### Input rows ###

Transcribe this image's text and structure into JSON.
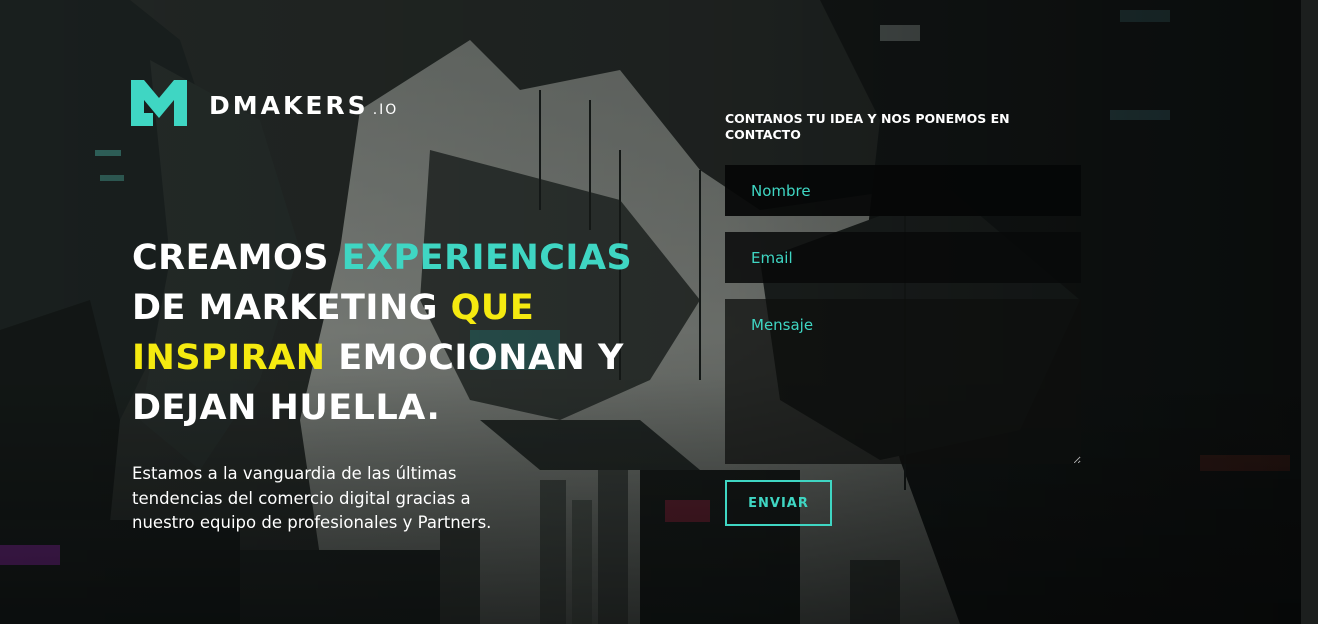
{
  "brand": {
    "name": "DMAKERS",
    "tld": ".IO",
    "accent_color": "#3fd6c3",
    "highlight_color": "#f5ea10"
  },
  "hero": {
    "headline": {
      "part1": "CREAMOS ",
      "part2": "EXPERIENCIAS",
      "part3": " DE MARKETING ",
      "part4": "QUE INSPIRAN",
      "part5": " EMOCIONAN Y DEJAN HUELLA."
    },
    "subtext": "Estamos a la vanguardia de las últimas tendencias del comercio digital gracias a nuestro equipo de profesionales y Partners."
  },
  "contact_form": {
    "title": "CONTANOS TU IDEA Y NOS PONEMOS EN CONTACTO",
    "name_placeholder": "Nombre",
    "email_placeholder": "Email",
    "message_placeholder": "Mensaje",
    "submit_label": "ENVIAR"
  },
  "icons": {
    "logo": "dm-logo-mark",
    "background": "dystopian-city-illustration"
  }
}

###

**Your instructions:** All the records above need to be given again word for word. Skip the pictures.

**Response:**
Transcribe this image's text and structure into JSON.
{
  "brand": {
    "name": "DMAKERS",
    "tld": ".IO",
    "accent_color": "#3fd6c3",
    "highlight_color": "#f5ea10"
  },
  "hero": {
    "headline": {
      "part1": "CREAMOS ",
      "part2": "EXPERIENCIAS",
      "part3": " DE MARKETING ",
      "part4": "QUE INSPIRAN",
      "part5": " EMOCIONAN Y DEJAN HUELLA."
    },
    "subtext": "Estamos a la vanguardia de las últimas tendencias del comercio digital gracias a nuestro equipo de profesionales y Partners."
  },
  "contact_form": {
    "title": "CONTANOS TU IDEA Y NOS PONEMOS EN CONTACTO",
    "name_placeholder": "Nombre",
    "email_placeholder": "Email",
    "message_placeholder": "Mensaje",
    "submit_label": "ENVIAR"
  },
  "icons": {
    "logo": "dm-logo-mark",
    "background": "dystopian-city-illustration"
  }
}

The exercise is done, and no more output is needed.